→ **THE TASK**:
Reproduce the listing below exactly. Pictures do not belong in the copy.

[Rows from a dataset]
-*-
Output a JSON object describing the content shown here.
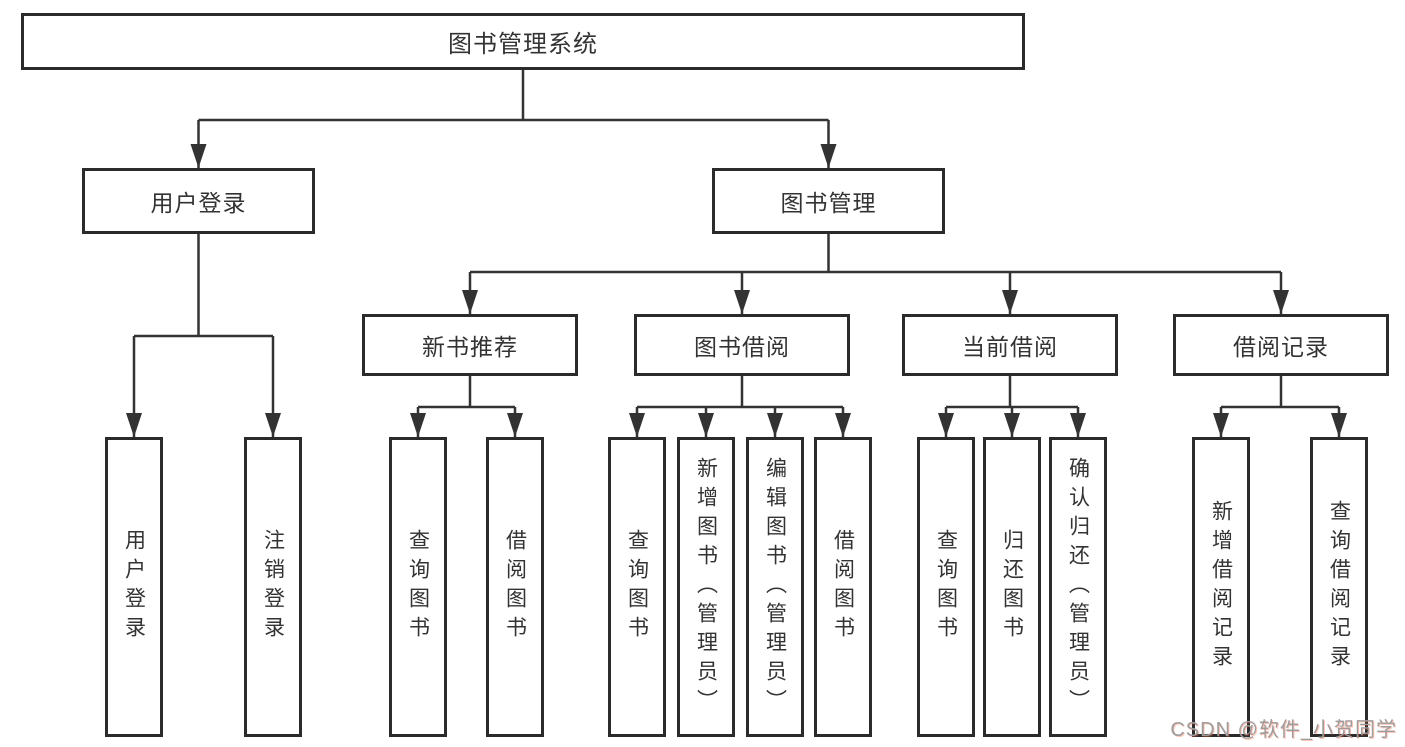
{
  "diagram_title": "图书管理系统",
  "nodes": {
    "root": "图书管理系统",
    "user_login": "用户登录",
    "book_mgmt": "图书管理",
    "new_book_rec": "新书推荐",
    "book_borrow": "图书借阅",
    "current_borrow": "当前借阅",
    "borrow_record": "借阅记录",
    "leaves": {
      "user_login": [
        "用户登录",
        "注销登录"
      ],
      "new_book_rec": [
        "查询图书",
        "借阅图书"
      ],
      "book_borrow": [
        "查询图书",
        "新增图书（管理员）",
        "编辑图书（管理员）",
        "借阅图书"
      ],
      "current_borrow": [
        "查询图书",
        "归还图书",
        "确认归还（管理员）"
      ],
      "borrow_record": [
        "新增借阅记录",
        "查询借阅记录"
      ]
    }
  },
  "watermark": "CSDN @软件_小贺同学",
  "colors": {
    "background": "#ffffff",
    "box_border": "#2b2b2b",
    "connector_line": "#333333",
    "text": "#333333",
    "watermark_gray": "#9d9d9d",
    "watermark_red_tint": "#fc5531"
  }
}
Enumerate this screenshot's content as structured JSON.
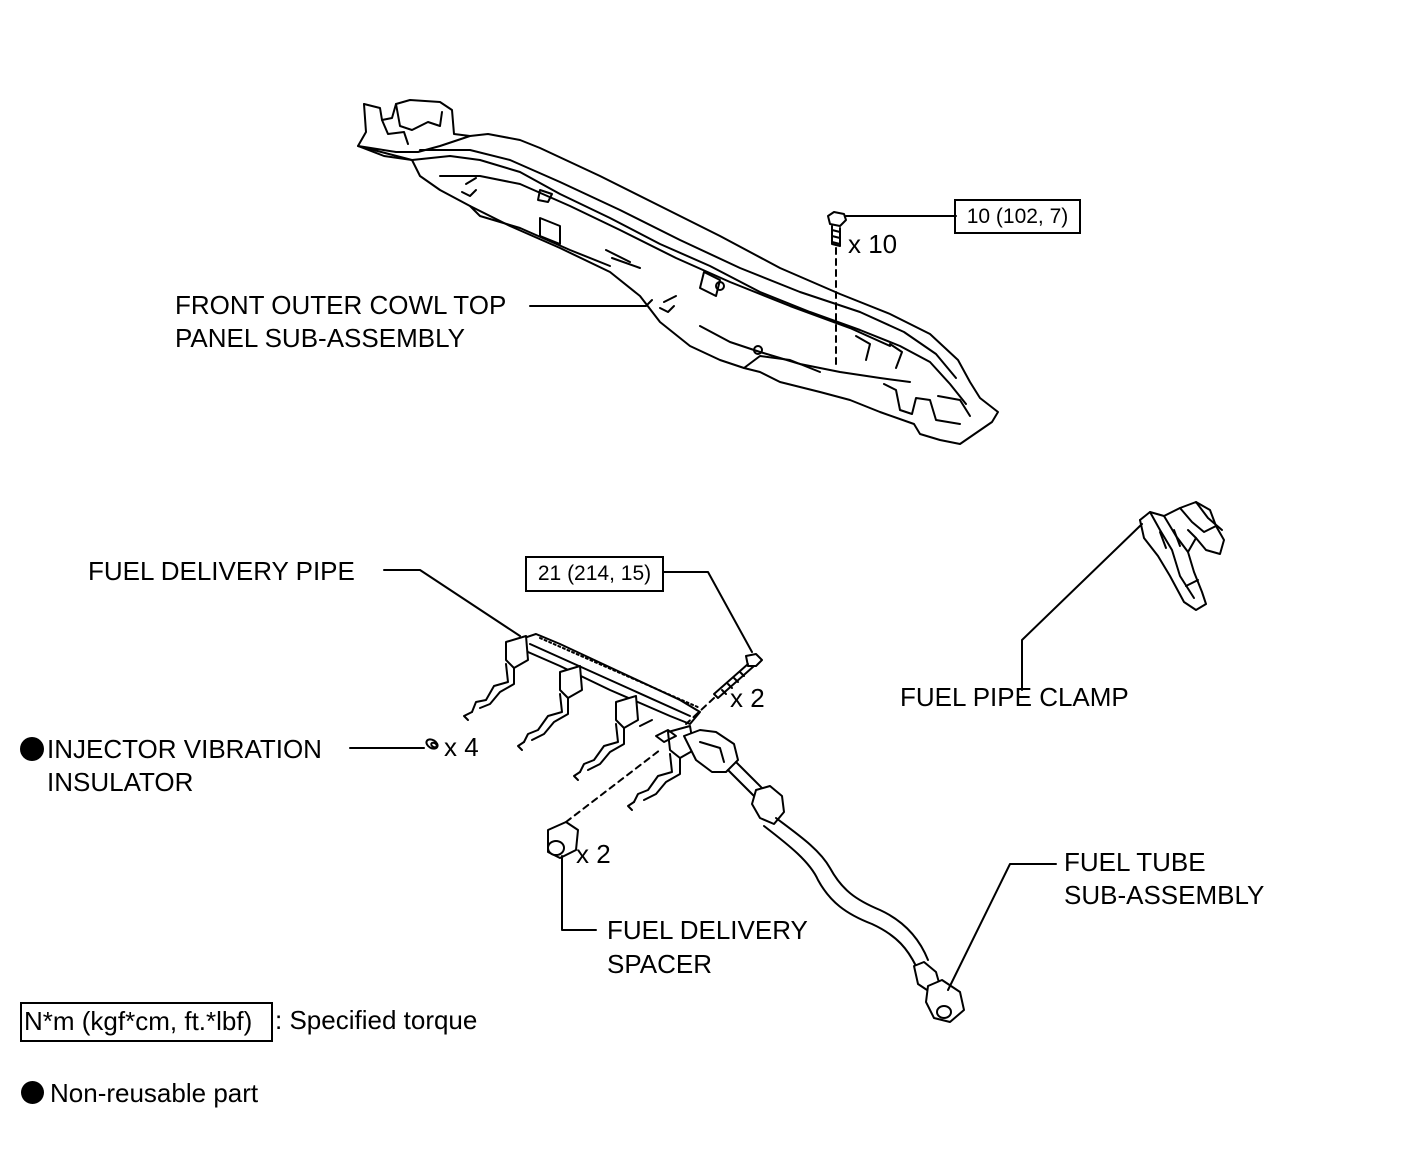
{
  "labels": {
    "cowl_line1": "FRONT OUTER COWL TOP",
    "cowl_line2": "PANEL SUB-ASSEMBLY",
    "cowl_qty": "x 10",
    "cowl_torque": "10 (102, 7)",
    "delivery_pipe": "FUEL DELIVERY PIPE",
    "pipe_torque": "21 (214, 15)",
    "bolt_qty": "x 2",
    "clamp": "FUEL PIPE CLAMP",
    "insulator_line1": "INJECTOR VIBRATION",
    "insulator_line2": "INSULATOR",
    "insulator_qty": "x 4",
    "spacer_qty": "x 2",
    "spacer_line1": "FUEL DELIVERY",
    "spacer_line2": "SPACER",
    "tube_line1": "FUEL TUBE",
    "tube_line2": "SUB-ASSEMBLY"
  },
  "legend": {
    "torque_unit": "N*m (kgf*cm, ft.*lbf)",
    "torque_desc": ": Specified torque",
    "nonreusable_desc": "Non-reusable part"
  }
}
-*-
→ **SOLUTION TO THIS PROBLEM**:
Output a JSON object describing the content shown here.
{
  "diagram_title": "图书管理系统",
  "nodes": {
    "root": "图书管理系统",
    "user_login": "用户登录",
    "book_mgmt": "图书管理",
    "new_book_rec": "新书推荐",
    "book_borrow": "图书借阅",
    "current_borrow": "当前借阅",
    "borrow_record": "借阅记录",
    "leaves": {
      "user_login": [
        "用户登录",
        "注销登录"
      ],
      "new_book_rec": [
        "查询图书",
        "借阅图书"
      ],
      "book_borrow": [
        "查询图书",
        "新增图书（管理员）",
        "编辑图书（管理员）",
        "借阅图书"
      ],
      "current_borrow": [
        "查询图书",
        "归还图书",
        "确认归还（管理员）"
      ],
      "borrow_record": [
        "新增借阅记录",
        "查询借阅记录"
      ]
    }
  },
  "watermark": "CSDN @软件_小贺同学",
  "colors": {
    "background": "#ffffff",
    "box_border": "#2b2b2b",
    "connector_line": "#333333",
    "text": "#333333",
    "watermark_gray": "#9d9d9d",
    "watermark_red_tint": "#fc5531"
  }
}
Enumerate this screenshot's content as structured JSON.
{
  "labels": {
    "cowl_line1": "FRONT OUTER COWL TOP",
    "cowl_line2": "PANEL SUB-ASSEMBLY",
    "cowl_qty": "x 10",
    "cowl_torque": "10 (102, 7)",
    "delivery_pipe": "FUEL DELIVERY PIPE",
    "pipe_torque": "21 (214, 15)",
    "bolt_qty": "x 2",
    "clamp": "FUEL PIPE CLAMP",
    "insulator_line1": "INJECTOR VIBRATION",
    "insulator_line2": "INSULATOR",
    "insulator_qty": "x 4",
    "spacer_qty": "x 2",
    "spacer_line1": "FUEL DELIVERY",
    "spacer_line2": "SPACER",
    "tube_line1": "FUEL TUBE",
    "tube_line2": "SUB-ASSEMBLY"
  },
  "legend": {
    "torque_unit": "N*m (kgf*cm, ft.*lbf)",
    "torque_desc": ": Specified torque",
    "nonreusable_desc": "Non-reusable part"
  }
}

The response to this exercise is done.